Figure collection entries

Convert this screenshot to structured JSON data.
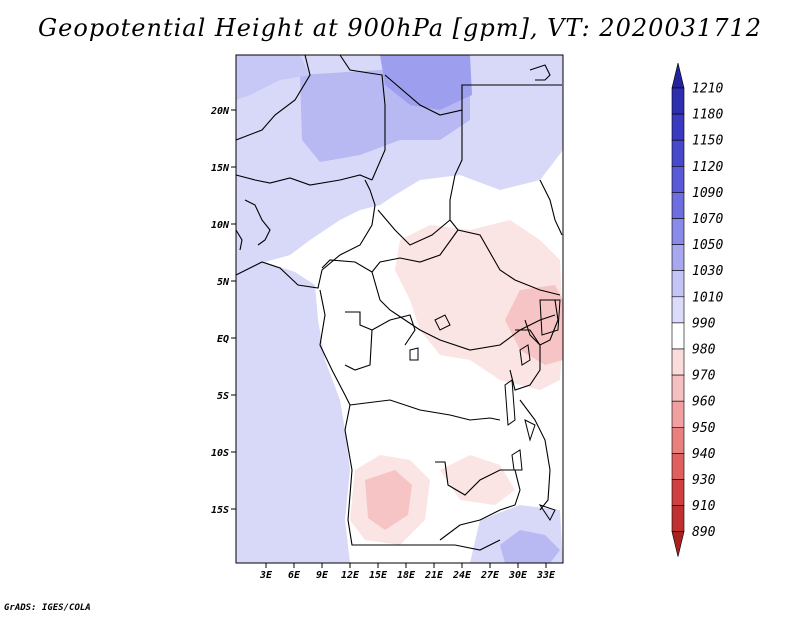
{
  "title": "Geopotential Height at 900hPa [gpm], VT: 2020031712",
  "credit": "GrADS: IGES/COLA",
  "map": {
    "lat_labels": [
      "20N",
      "15N",
      "10N",
      "5N",
      "EQ",
      "5S",
      "10S",
      "15S"
    ],
    "lon_labels": [
      "3E",
      "6E",
      "9E",
      "12E",
      "15E",
      "18E",
      "21E",
      "24E",
      "27E",
      "30E",
      "33E"
    ]
  },
  "colorbar": {
    "levels": [
      "1210",
      "1180",
      "1150",
      "1120",
      "1090",
      "1070",
      "1050",
      "1030",
      "1010",
      "990",
      "980",
      "970",
      "960",
      "950",
      "940",
      "930",
      "910",
      "890"
    ],
    "colors": [
      "#2323a0",
      "#2e2eb0",
      "#3a3ac0",
      "#4848cc",
      "#5a5ad8",
      "#6e6ee0",
      "#8a8ae8",
      "#a8a8f0",
      "#c4c4f6",
      "#dcdcfa",
      "#ffffff",
      "#fadcdc",
      "#f6c0c0",
      "#f0a0a0",
      "#e88080",
      "#e06060",
      "#d04040",
      "#c03030",
      "#a82020"
    ]
  }
}
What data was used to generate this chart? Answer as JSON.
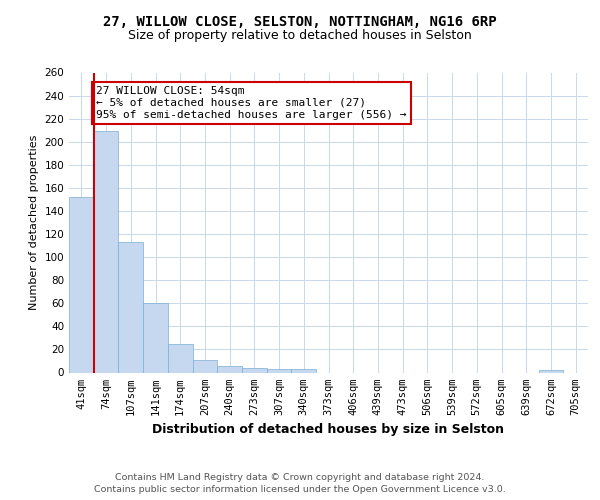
{
  "title1": "27, WILLOW CLOSE, SELSTON, NOTTINGHAM, NG16 6RP",
  "title2": "Size of property relative to detached houses in Selston",
  "xlabel": "Distribution of detached houses by size in Selston",
  "ylabel": "Number of detached properties",
  "categories": [
    "41sqm",
    "74sqm",
    "107sqm",
    "141sqm",
    "174sqm",
    "207sqm",
    "240sqm",
    "273sqm",
    "307sqm",
    "340sqm",
    "373sqm",
    "406sqm",
    "439sqm",
    "473sqm",
    "506sqm",
    "539sqm",
    "572sqm",
    "605sqm",
    "639sqm",
    "672sqm",
    "705sqm"
  ],
  "values": [
    152,
    209,
    113,
    60,
    25,
    11,
    6,
    4,
    3,
    3,
    0,
    0,
    0,
    0,
    0,
    0,
    0,
    0,
    0,
    2,
    0
  ],
  "bar_color": "#c5d8f0",
  "bar_edge_color": "#7bafd4",
  "vline_color": "#cc0000",
  "annotation_text": "27 WILLOW CLOSE: 54sqm\n← 5% of detached houses are smaller (27)\n95% of semi-detached houses are larger (556) →",
  "annotation_box_color": "white",
  "annotation_box_edge": "#cc0000",
  "footer": "Contains HM Land Registry data © Crown copyright and database right 2024.\nContains public sector information licensed under the Open Government Licence v3.0.",
  "ylim": [
    0,
    260
  ],
  "yticks": [
    0,
    20,
    40,
    60,
    80,
    100,
    120,
    140,
    160,
    180,
    200,
    220,
    240,
    260
  ],
  "grid_color": "#c8d8ea",
  "title1_fontsize": 10,
  "title2_fontsize": 9,
  "xlabel_fontsize": 9,
  "ylabel_fontsize": 8,
  "tick_fontsize": 7.5,
  "footer_fontsize": 6.8,
  "annotation_fontsize": 8
}
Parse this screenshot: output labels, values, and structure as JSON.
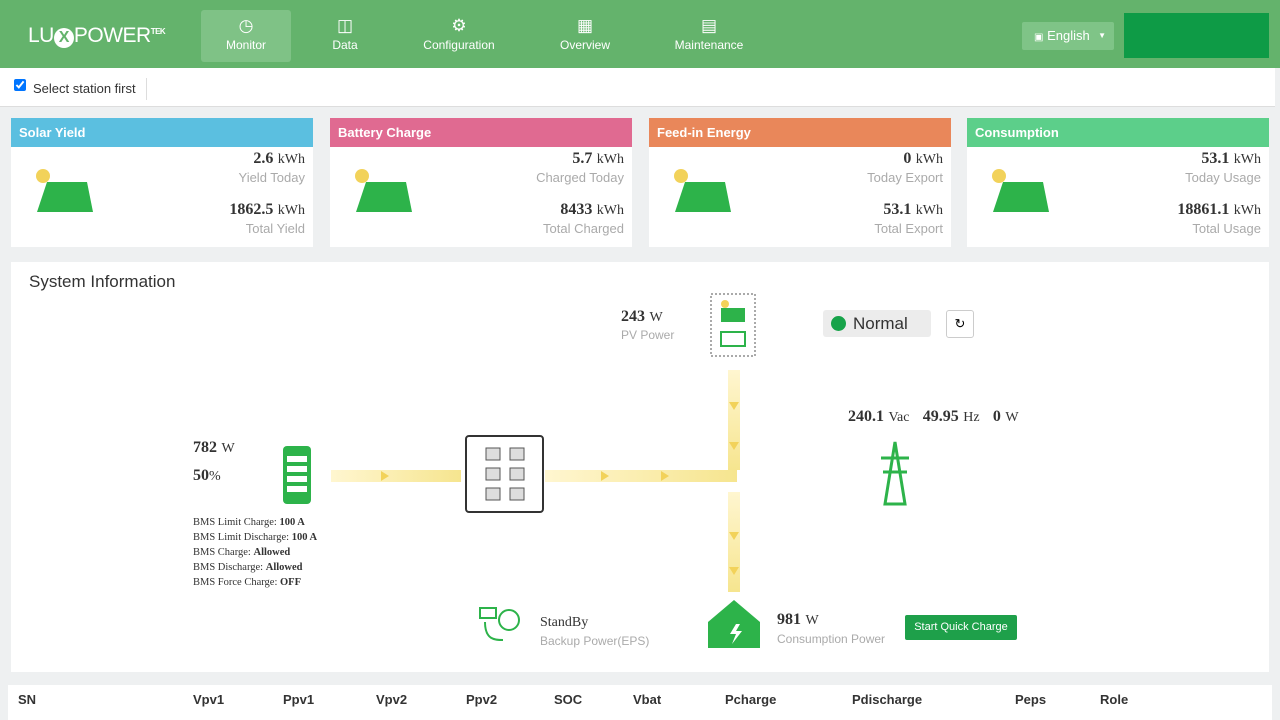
{
  "nav": {
    "logo": {
      "left": "LU",
      "mark": "X",
      "right": "POWER",
      "sup": "TEK"
    },
    "items": [
      "Monitor",
      "Data",
      "Configuration",
      "Overview",
      "Maintenance"
    ],
    "language": "English"
  },
  "station": {
    "label": "Select station first"
  },
  "cards": [
    {
      "title": "Solar Yield",
      "value1": "2.6",
      "unit1": "kWh",
      "label1": "Yield Today",
      "value2": "1862.5",
      "unit2": "kWh",
      "label2": "Total Yield"
    },
    {
      "title": "Battery Charge",
      "value1": "5.7",
      "unit1": "kWh",
      "label1": "Charged Today",
      "value2": "8433",
      "unit2": "kWh",
      "label2": "Total Charged"
    },
    {
      "title": "Feed-in Energy",
      "value1": "0",
      "unit1": "kWh",
      "label1": "Today Export",
      "value2": "53.1",
      "unit2": "kWh",
      "label2": "Total Export"
    },
    {
      "title": "Consumption",
      "value1": "53.1",
      "unit1": "kWh",
      "label1": "Today Usage",
      "value2": "18861.1",
      "unit2": "kWh",
      "label2": "Total Usage"
    }
  ],
  "system": {
    "title": "System Information",
    "pv": {
      "value": "243",
      "unit": "W",
      "label": "PV Power"
    },
    "status": "Normal",
    "grid": {
      "voltage": "240.1",
      "voltage_unit": "Vac",
      "frequency": "49.95",
      "frequency_unit": "Hz",
      "power": "0",
      "power_unit": "W"
    },
    "battery": {
      "power": "782",
      "power_unit": "W",
      "soc": "50",
      "soc_unit": "%"
    },
    "bms": [
      {
        "label": "BMS Limit Charge:",
        "value": "100 A"
      },
      {
        "label": "BMS Limit Discharge:",
        "value": "100 A"
      },
      {
        "label": "BMS Charge:",
        "value": "Allowed"
      },
      {
        "label": "BMS Discharge:",
        "value": "Allowed"
      },
      {
        "label": "BMS Force Charge:",
        "value": "OFF"
      }
    ],
    "eps": {
      "status": "StandBy",
      "label": "Backup Power(EPS)"
    },
    "consumption": {
      "value": "981",
      "unit": "W",
      "label": "Consumption Power"
    },
    "button": "Start Quick Charge"
  },
  "table": {
    "headers": [
      "SN",
      "Vpv1",
      "Ppv1",
      "Vpv2",
      "Ppv2",
      "SOC",
      "Vbat",
      "Pcharge",
      "Pdischarge",
      "Peps",
      "Role"
    ]
  }
}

_TASK_:
Among the lines of the data above, count those holding "JSON" and state only the number.

_RIGHT ANSWER_:
3